=== Records supplied ===
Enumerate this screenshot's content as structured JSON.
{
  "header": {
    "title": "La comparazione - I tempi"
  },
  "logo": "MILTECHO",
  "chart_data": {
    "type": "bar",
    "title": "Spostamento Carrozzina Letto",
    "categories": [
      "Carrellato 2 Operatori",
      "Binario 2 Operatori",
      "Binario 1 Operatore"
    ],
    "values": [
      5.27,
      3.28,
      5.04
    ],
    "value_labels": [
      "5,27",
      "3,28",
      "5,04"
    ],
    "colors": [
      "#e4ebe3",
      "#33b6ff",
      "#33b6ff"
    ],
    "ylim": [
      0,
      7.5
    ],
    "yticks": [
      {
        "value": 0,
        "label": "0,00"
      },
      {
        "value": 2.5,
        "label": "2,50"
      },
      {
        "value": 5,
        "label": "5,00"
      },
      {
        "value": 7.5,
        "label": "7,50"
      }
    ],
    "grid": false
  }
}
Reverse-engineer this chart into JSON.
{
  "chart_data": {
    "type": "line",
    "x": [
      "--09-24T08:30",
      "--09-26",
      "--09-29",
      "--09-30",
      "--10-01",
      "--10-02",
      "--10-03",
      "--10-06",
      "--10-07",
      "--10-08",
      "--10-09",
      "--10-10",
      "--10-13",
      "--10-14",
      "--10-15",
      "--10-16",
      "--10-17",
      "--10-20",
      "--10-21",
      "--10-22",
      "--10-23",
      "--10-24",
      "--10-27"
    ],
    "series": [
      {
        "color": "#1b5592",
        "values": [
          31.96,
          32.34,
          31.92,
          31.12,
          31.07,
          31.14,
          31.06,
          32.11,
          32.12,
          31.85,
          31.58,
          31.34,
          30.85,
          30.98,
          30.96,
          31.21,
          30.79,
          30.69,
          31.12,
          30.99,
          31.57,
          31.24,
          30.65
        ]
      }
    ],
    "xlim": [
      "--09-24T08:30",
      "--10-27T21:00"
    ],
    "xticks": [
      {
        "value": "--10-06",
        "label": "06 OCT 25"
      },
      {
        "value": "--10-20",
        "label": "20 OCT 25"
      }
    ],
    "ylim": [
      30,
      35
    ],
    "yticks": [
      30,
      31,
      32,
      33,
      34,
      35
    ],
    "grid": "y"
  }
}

=== To be done ===
Lines containing the word "Operatori" must all be returned from the material above.

=== The output ===
      "Carrellato 2 Operatori",
      "Binario 2 Operatori",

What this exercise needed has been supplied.